---------- RECORDS SHOWN ----------
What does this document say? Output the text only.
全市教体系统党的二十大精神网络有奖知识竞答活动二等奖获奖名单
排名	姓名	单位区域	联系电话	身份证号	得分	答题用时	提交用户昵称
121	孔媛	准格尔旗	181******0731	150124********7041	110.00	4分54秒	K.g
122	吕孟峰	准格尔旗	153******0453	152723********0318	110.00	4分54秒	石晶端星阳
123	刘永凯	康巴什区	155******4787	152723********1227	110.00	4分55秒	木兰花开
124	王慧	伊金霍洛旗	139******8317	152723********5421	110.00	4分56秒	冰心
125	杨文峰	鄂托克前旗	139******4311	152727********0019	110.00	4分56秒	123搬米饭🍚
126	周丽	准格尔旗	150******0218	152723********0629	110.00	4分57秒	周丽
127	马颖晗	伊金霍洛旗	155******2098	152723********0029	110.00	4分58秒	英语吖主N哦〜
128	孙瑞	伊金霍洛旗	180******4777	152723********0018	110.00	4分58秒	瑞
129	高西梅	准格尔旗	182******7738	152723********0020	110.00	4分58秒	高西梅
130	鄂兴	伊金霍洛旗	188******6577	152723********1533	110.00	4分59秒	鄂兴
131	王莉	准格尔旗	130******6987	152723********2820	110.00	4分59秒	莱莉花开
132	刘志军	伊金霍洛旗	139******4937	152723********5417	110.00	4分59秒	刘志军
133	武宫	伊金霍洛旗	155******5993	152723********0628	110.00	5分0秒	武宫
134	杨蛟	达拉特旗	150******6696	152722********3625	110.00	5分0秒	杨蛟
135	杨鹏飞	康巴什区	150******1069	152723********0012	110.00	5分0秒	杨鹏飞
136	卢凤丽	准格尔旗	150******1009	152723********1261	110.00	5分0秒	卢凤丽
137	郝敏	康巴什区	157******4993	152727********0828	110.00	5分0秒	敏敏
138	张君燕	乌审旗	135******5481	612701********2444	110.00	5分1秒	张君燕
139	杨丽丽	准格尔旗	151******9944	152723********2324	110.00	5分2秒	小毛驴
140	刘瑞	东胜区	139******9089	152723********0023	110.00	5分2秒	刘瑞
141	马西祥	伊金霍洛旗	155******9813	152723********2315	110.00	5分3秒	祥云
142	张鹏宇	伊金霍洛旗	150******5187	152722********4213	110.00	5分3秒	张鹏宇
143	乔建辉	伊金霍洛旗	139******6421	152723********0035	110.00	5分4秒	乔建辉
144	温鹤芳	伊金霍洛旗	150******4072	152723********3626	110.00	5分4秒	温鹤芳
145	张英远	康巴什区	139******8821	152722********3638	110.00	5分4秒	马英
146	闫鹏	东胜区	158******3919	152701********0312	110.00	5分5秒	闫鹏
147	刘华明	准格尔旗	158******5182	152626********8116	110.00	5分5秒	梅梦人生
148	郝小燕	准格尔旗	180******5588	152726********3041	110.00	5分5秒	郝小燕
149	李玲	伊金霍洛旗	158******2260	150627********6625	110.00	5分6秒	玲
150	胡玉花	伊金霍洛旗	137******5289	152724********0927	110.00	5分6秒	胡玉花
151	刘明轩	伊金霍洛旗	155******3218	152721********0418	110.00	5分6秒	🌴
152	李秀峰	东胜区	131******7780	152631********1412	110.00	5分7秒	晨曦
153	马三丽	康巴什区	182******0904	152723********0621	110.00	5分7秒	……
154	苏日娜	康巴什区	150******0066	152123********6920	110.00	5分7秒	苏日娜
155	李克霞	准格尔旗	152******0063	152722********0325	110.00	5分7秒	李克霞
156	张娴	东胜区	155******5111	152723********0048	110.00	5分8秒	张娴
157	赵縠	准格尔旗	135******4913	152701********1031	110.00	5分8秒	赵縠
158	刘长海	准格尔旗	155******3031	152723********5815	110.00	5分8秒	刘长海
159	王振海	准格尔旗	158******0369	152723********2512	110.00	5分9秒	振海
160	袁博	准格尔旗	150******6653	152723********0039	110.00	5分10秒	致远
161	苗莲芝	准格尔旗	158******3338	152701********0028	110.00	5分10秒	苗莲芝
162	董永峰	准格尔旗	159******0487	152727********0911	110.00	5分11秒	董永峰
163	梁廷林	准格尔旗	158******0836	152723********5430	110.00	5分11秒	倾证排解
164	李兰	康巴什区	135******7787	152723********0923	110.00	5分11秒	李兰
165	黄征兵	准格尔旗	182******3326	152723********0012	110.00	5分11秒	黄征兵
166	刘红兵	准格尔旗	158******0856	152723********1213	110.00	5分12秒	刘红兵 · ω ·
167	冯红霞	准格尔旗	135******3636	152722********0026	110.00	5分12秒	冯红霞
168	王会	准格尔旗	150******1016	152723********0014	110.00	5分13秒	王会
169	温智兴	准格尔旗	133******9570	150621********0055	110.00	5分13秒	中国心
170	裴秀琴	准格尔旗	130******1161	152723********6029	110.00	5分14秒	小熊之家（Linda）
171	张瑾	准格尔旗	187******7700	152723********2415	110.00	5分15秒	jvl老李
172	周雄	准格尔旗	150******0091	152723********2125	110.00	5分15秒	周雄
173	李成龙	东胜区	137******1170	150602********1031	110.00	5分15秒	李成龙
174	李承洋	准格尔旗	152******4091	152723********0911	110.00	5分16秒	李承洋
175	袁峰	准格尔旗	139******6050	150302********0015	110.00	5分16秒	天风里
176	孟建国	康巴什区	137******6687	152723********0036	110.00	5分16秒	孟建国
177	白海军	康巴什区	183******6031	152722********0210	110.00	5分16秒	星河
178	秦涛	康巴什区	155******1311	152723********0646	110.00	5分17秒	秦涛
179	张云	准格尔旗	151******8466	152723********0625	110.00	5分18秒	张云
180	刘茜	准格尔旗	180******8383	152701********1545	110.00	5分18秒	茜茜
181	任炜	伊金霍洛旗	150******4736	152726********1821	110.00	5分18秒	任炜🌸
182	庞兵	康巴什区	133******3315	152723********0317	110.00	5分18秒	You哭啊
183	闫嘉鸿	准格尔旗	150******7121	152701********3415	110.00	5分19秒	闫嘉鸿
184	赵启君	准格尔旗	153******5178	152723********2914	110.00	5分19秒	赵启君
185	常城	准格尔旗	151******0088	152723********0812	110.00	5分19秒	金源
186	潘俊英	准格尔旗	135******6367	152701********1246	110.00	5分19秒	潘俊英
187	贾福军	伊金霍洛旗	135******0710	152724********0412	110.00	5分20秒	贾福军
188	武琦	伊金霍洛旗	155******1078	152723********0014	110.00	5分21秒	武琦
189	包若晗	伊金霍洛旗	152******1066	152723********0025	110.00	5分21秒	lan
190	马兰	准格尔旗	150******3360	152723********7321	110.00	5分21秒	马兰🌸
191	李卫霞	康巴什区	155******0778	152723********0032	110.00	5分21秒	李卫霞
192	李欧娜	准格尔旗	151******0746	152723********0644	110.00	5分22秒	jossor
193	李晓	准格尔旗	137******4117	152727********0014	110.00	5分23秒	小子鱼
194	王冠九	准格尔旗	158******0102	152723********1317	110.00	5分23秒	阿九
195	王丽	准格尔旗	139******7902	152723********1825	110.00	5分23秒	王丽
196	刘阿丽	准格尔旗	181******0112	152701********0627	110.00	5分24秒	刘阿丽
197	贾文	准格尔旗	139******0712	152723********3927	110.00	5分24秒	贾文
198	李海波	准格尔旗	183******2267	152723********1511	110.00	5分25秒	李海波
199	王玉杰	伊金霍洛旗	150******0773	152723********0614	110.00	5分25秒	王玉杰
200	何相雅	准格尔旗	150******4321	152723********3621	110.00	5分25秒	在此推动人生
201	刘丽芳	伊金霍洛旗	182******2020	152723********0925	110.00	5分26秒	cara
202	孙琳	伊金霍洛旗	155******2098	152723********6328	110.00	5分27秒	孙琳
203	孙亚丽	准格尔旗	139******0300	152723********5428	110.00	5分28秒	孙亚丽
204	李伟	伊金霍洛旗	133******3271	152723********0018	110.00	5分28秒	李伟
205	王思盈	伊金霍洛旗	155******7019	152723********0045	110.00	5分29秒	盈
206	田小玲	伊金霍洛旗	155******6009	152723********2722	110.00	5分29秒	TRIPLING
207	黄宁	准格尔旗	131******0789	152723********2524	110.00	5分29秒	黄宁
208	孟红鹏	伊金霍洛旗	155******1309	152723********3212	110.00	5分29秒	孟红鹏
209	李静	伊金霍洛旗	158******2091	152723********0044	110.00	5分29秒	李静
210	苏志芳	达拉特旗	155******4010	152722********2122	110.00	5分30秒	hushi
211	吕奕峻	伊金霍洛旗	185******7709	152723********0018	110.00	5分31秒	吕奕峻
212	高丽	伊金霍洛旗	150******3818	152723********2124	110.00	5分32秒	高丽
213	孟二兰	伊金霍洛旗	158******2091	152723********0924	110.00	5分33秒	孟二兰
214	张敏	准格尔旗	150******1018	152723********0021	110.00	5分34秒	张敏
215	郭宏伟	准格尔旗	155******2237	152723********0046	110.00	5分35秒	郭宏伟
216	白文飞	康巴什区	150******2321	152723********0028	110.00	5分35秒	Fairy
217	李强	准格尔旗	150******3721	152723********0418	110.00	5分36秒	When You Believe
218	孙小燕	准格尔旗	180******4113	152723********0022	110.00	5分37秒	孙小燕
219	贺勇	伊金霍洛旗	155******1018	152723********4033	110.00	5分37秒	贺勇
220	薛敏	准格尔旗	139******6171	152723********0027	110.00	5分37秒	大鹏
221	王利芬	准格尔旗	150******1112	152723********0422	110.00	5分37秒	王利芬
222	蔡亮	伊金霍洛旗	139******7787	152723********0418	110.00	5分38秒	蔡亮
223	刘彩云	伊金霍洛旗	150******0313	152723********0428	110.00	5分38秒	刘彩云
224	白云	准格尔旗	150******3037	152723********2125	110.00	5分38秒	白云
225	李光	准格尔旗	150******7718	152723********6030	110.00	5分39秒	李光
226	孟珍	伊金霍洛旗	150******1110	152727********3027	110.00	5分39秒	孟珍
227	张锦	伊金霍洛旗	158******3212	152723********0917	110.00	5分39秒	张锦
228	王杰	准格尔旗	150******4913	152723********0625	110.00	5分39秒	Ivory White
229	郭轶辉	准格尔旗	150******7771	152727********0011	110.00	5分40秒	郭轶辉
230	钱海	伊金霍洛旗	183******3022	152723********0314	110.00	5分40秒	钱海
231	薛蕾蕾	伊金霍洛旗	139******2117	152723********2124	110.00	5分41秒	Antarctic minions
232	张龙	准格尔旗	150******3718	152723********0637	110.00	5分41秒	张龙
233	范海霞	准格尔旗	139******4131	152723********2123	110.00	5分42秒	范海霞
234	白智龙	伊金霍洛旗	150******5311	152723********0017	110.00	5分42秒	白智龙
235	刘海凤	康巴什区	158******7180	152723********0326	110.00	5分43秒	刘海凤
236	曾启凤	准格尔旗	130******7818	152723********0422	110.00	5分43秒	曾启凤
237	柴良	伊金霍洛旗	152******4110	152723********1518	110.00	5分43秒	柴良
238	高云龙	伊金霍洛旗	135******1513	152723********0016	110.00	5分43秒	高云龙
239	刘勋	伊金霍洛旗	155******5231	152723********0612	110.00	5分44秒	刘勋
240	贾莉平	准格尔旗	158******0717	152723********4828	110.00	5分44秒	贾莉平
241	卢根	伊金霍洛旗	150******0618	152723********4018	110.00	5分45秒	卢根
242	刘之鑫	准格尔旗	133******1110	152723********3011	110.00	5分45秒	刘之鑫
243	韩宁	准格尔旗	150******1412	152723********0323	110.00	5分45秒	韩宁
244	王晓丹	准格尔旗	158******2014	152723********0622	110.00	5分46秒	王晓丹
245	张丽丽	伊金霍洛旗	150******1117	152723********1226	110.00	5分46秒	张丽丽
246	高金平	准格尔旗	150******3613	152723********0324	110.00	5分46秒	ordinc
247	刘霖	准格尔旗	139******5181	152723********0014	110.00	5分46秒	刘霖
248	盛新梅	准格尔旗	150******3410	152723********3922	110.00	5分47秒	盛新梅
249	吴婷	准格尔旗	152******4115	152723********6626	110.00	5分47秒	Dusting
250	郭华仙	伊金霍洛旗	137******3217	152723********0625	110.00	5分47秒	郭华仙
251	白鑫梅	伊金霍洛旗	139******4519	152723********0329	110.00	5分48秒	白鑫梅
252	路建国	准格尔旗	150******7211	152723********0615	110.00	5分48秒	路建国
----------
Give the count of lines in the listing that hold the word "达拉特旗", with no other text.

2